Written exercise:
Here are some records. Copy each one exactly.
-- start of Input rows --
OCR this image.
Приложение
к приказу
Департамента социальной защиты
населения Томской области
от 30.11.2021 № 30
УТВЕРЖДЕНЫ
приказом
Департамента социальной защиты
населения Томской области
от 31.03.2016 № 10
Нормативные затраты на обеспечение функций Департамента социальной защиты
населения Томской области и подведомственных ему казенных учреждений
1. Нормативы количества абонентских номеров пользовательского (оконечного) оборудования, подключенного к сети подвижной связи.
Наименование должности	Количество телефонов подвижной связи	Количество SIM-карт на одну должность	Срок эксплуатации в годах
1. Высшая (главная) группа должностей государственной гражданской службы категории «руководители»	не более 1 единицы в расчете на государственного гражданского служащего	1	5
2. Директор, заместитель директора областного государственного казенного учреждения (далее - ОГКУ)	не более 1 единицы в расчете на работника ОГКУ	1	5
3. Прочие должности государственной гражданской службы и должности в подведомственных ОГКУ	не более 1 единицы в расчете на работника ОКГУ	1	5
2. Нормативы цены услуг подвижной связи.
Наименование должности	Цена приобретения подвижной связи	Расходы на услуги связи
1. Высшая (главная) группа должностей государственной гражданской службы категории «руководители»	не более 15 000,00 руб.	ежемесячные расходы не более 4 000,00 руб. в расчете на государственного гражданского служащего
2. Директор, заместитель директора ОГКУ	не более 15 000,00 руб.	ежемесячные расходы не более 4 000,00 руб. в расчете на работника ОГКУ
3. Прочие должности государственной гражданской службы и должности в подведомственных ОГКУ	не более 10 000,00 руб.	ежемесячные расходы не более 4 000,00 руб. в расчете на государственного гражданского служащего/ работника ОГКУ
-- end of Input rows --
Written reply:
OCR this image.
Приложение
к приказу
Департамента социальной защиты
населения Томской области
от 30.11.2021 № 30
УТВЕРЖДЕНЫ
приказом
Департамента социальной защиты
населения Томской области
от 31.03.2016 № 10
Нормативные затраты на обеспечение функций Департамента социальной защиты
населения Томской области и подведомственных ему казенных учреждений
1. Нормативы количества абонентских номеров пользовательского (оконечного) оборудования, подключенного к сети подвижной связи.
Наименование должности	Количество телефонов подвижной связи	Количество SIM-карт на одну должность	Срок эксплуатации в годах
1. Высшая (главная) группа должностей государственной гражданской службы категории «руководители»	не более 1 единицы в расчете на государственного гражданского служащего	1	5
2. Директор, заместитель директора областного государственного казенного учреждения (далее - ОГКУ)	не более 1 единицы в расчете на работника ОГКУ	1	5
3. Прочие должности государственной гражданской службы и должности в подведомственных ОГКУ	не более 1 единицы в расчете на работника ОКГУ	1	5
2. Нормативы цены услуг подвижной связи.
Наименование должности	Цена приобретения подвижной связи	Расходы на услуги связи
1. Высшая (главная) группа должностей государственной гражданской службы категории «руководители»	не более 15 000,00 руб.	ежемесячные расходы не более 4 000,00 руб. в расчете на государственного гражданского служащего
2. Директор, заместитель директора ОГКУ	не более 15 000,00 руб.	ежемесячные расходы не более 4 000,00 руб. в расчете на работника ОГКУ
3. Прочие должности государственной гражданской службы и должности в подведомственных ОГКУ	не более 10 000,00 руб.	ежемесячные расходы не более 4 000,00 руб. в расчете на государственного гражданского служащего/ работника ОГКУ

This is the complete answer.